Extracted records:

——

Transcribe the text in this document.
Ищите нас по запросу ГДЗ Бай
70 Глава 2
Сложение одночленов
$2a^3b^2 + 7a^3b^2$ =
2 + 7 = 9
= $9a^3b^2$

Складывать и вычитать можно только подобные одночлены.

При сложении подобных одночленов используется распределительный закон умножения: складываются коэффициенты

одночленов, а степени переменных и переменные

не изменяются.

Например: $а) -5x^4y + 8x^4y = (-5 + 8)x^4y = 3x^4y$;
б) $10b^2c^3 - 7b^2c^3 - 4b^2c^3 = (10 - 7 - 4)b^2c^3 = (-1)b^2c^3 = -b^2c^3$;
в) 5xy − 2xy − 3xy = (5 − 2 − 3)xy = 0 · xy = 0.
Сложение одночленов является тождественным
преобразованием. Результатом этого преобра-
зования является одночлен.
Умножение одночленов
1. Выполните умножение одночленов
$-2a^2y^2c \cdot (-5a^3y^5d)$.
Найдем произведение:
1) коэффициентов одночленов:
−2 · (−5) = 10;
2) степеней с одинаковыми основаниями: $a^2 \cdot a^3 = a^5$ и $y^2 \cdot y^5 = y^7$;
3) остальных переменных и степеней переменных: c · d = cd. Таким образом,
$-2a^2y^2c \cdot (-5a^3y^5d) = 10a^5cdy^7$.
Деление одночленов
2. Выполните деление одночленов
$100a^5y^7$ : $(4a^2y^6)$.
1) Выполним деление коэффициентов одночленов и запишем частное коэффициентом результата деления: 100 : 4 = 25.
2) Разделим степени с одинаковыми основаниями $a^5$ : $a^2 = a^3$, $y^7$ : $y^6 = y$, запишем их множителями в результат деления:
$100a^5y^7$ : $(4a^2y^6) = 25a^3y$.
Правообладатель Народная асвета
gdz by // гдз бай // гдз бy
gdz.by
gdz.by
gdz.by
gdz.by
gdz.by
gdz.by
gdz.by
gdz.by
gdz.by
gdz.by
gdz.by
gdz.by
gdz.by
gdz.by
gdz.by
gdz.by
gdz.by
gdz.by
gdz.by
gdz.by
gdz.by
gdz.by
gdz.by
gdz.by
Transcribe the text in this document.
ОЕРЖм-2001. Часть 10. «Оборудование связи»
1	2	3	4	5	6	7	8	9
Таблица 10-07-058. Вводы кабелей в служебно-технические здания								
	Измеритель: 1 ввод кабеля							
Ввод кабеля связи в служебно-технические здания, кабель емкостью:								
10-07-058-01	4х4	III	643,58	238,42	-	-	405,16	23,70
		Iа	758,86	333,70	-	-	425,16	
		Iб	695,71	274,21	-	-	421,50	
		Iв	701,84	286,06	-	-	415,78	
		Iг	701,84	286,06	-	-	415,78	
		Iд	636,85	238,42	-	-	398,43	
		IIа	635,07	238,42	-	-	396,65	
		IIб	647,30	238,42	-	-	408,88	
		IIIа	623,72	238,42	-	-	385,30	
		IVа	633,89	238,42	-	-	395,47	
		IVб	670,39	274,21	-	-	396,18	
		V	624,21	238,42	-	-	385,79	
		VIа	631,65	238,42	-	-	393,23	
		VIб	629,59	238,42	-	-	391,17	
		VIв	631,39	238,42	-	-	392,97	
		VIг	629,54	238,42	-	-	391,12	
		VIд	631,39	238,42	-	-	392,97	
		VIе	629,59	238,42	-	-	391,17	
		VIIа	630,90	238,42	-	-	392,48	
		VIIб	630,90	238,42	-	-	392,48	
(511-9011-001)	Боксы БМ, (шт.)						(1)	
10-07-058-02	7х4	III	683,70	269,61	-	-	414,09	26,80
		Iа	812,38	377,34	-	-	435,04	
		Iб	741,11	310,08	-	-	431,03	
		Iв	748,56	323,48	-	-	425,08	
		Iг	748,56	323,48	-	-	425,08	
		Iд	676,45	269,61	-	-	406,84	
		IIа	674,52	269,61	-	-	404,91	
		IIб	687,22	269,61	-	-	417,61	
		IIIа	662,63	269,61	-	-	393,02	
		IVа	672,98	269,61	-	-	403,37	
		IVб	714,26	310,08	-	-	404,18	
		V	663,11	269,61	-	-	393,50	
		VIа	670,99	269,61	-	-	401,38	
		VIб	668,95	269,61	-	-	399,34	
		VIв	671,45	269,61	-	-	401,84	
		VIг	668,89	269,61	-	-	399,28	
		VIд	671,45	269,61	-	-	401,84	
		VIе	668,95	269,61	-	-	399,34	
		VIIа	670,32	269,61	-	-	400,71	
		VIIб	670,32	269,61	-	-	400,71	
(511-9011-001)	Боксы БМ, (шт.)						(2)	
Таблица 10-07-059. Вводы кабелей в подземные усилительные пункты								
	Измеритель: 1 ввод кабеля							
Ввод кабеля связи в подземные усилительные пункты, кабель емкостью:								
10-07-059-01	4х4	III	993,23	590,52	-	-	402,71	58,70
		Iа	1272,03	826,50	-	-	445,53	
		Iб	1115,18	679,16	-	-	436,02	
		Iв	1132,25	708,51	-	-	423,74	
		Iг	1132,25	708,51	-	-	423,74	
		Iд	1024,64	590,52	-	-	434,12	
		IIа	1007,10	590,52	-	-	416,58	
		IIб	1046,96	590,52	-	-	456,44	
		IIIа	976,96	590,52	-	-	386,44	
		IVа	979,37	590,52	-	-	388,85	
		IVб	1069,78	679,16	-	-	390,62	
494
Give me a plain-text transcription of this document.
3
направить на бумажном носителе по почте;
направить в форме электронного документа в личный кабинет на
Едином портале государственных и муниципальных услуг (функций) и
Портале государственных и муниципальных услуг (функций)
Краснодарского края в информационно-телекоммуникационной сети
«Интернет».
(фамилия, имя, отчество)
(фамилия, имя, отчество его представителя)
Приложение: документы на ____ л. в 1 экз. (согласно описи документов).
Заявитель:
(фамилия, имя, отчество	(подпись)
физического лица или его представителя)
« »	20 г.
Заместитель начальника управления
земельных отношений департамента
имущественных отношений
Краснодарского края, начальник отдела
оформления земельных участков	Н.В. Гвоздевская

——

Reproduce exactly the line containing "Give me a plain-text" and every line after it through the end of the records above, and nothing else.

● **TASK RESULT**:
Give me a plain-text transcription of this document.
3
направить на бумажном носителе по почте;
направить в форме электронного документа в личный кабинет на
Едином портале государственных и муниципальных услуг (функций) и
Портале государственных и муниципальных услуг (функций)
Краснодарского края в информационно-телекоммуникационной сети
«Интернет».
(фамилия, имя, отчество)
(фамилия, имя, отчество его представителя)
Приложение: документы на ____ л. в 1 экз. (согласно описи документов).
Заявитель:
(фамилия, имя, отчество	(подпись)
физического лица или его представителя)
« »	20 г.
Заместитель начальника управления
земельных отношений департамента
имущественных отношений
Краснодарского края, начальник отдела
оформления земельных участков	Н.В. Гвоздевская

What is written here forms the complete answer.